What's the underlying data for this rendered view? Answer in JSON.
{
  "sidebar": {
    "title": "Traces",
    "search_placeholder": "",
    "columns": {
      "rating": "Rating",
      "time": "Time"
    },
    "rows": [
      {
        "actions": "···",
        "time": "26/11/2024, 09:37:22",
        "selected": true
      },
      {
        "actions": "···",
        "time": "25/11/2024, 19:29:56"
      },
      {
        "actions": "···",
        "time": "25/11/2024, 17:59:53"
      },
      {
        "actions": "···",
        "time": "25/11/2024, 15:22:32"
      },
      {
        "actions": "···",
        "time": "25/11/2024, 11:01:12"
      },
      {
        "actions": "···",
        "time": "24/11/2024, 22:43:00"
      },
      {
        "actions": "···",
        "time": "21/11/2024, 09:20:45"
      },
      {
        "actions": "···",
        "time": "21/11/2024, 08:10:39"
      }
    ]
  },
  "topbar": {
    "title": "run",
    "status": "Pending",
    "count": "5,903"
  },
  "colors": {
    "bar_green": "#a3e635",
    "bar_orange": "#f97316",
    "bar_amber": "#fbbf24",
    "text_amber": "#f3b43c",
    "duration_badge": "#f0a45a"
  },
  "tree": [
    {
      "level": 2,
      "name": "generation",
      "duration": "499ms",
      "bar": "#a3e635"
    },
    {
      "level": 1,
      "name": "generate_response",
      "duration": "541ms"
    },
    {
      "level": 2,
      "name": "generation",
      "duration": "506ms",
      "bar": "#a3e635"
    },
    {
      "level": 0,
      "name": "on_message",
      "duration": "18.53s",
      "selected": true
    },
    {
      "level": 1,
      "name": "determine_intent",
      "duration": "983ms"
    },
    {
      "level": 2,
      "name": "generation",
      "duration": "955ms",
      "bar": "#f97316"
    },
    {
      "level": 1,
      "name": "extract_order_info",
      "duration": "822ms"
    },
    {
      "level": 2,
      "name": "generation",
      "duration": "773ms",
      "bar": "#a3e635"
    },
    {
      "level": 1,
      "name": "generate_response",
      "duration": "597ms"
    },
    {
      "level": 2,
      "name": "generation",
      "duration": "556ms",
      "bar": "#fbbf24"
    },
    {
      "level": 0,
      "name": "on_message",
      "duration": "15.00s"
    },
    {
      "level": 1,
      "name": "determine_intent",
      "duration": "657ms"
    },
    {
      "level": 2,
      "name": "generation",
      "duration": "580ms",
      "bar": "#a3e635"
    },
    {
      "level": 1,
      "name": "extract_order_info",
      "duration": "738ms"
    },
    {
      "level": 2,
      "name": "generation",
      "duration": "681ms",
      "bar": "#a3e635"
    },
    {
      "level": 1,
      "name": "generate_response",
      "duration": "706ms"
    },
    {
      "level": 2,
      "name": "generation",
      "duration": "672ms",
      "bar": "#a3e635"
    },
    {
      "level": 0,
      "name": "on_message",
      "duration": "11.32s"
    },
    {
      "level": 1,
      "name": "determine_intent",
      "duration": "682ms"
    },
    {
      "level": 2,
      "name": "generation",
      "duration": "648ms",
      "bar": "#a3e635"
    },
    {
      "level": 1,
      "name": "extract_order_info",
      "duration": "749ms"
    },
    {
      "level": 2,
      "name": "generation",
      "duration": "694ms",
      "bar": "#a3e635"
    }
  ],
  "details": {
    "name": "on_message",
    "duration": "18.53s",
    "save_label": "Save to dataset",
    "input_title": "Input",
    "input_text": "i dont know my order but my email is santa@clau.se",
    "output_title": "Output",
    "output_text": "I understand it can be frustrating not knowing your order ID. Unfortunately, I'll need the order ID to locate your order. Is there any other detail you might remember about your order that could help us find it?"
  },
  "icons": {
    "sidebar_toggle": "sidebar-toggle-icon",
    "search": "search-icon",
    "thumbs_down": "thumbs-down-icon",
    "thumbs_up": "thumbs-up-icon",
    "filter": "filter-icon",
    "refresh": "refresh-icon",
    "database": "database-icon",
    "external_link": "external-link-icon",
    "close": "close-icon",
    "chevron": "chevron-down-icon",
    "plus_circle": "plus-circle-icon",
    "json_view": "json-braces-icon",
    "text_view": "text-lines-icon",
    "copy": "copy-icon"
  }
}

Instructions to follow: Quote every entry exactly.

Output of the task:
What's the underlying data for this rendered view? Answer in JSON.
{
  "sidebar": {
    "title": "Traces",
    "search_placeholder": "",
    "columns": {
      "rating": "Rating",
      "time": "Time"
    },
    "rows": [
      {
        "actions": "···",
        "time": "26/11/2024, 09:37:22",
        "selected": true
      },
      {
        "actions": "···",
        "time": "25/11/2024, 19:29:56"
      },
      {
        "actions": "···",
        "time": "25/11/2024, 17:59:53"
      },
      {
        "actions": "···",
        "time": "25/11/2024, 15:22:32"
      },
      {
        "actions": "···",
        "time": "25/11/2024, 11:01:12"
      },
      {
        "actions": "···",
        "time": "24/11/2024, 22:43:00"
      },
      {
        "actions": "···",
        "time": "21/11/2024, 09:20:45"
      },
      {
        "actions": "···",
        "time": "21/11/2024, 08:10:39"
      }
    ]
  },
  "topbar": {
    "title": "run",
    "status": "Pending",
    "count": "5,903"
  },
  "colors": {
    "bar_green": "#a3e635",
    "bar_orange": "#f97316",
    "bar_amber": "#fbbf24",
    "text_amber": "#f3b43c",
    "duration_badge": "#f0a45a"
  },
  "tree": [
    {
      "level": 2,
      "name": "generation",
      "duration": "499ms",
      "bar": "#a3e635"
    },
    {
      "level": 1,
      "name": "generate_response",
      "duration": "541ms"
    },
    {
      "level": 2,
      "name": "generation",
      "duration": "506ms",
      "bar": "#a3e635"
    },
    {
      "level": 0,
      "name": "on_message",
      "duration": "18.53s",
      "selected": true
    },
    {
      "level": 1,
      "name": "determine_intent",
      "duration": "983ms"
    },
    {
      "level": 2,
      "name": "generation",
      "duration": "955ms",
      "bar": "#f97316"
    },
    {
      "level": 1,
      "name": "extract_order_info",
      "duration": "822ms"
    },
    {
      "level": 2,
      "name": "generation",
      "duration": "773ms",
      "bar": "#a3e635"
    },
    {
      "level": 1,
      "name": "generate_response",
      "duration": "597ms"
    },
    {
      "level": 2,
      "name": "generation",
      "duration": "556ms",
      "bar": "#fbbf24"
    },
    {
      "level": 0,
      "name": "on_message",
      "duration": "15.00s"
    },
    {
      "level": 1,
      "name": "determine_intent",
      "duration": "657ms"
    },
    {
      "level": 2,
      "name": "generation",
      "duration": "580ms",
      "bar": "#a3e635"
    },
    {
      "level": 1,
      "name": "extract_order_info",
      "duration": "738ms"
    },
    {
      "level": 2,
      "name": "generation",
      "duration": "681ms",
      "bar": "#a3e635"
    },
    {
      "level": 1,
      "name": "generate_response",
      "duration": "706ms"
    },
    {
      "level": 2,
      "name": "generation",
      "duration": "672ms",
      "bar": "#a3e635"
    },
    {
      "level": 0,
      "name": "on_message",
      "duration": "11.32s"
    },
    {
      "level": 1,
      "name": "determine_intent",
      "duration": "682ms"
    },
    {
      "level": 2,
      "name": "generation",
      "duration": "648ms",
      "bar": "#a3e635"
    },
    {
      "level": 1,
      "name": "extract_order_info",
      "duration": "749ms"
    },
    {
      "level": 2,
      "name": "generation",
      "duration": "694ms",
      "bar": "#a3e635"
    }
  ],
  "details": {
    "name": "on_message",
    "duration": "18.53s",
    "save_label": "Save to dataset",
    "input_title": "Input",
    "input_text": "i dont know my order but my email is santa@clau.se",
    "output_title": "Output",
    "output_text": "I understand it can be frustrating not knowing your order ID. Unfortunately, I'll need the order ID to locate your order. Is there any other detail you might remember about your order that could help us find it?"
  },
  "icons": {
    "sidebar_toggle": "sidebar-toggle-icon",
    "search": "search-icon",
    "thumbs_down": "thumbs-down-icon",
    "thumbs_up": "thumbs-up-icon",
    "filter": "filter-icon",
    "refresh": "refresh-icon",
    "database": "database-icon",
    "external_link": "external-link-icon",
    "close": "close-icon",
    "chevron": "chevron-down-icon",
    "plus_circle": "plus-circle-icon",
    "json_view": "json-braces-icon",
    "text_view": "text-lines-icon",
    "copy": "copy-icon"
  }
}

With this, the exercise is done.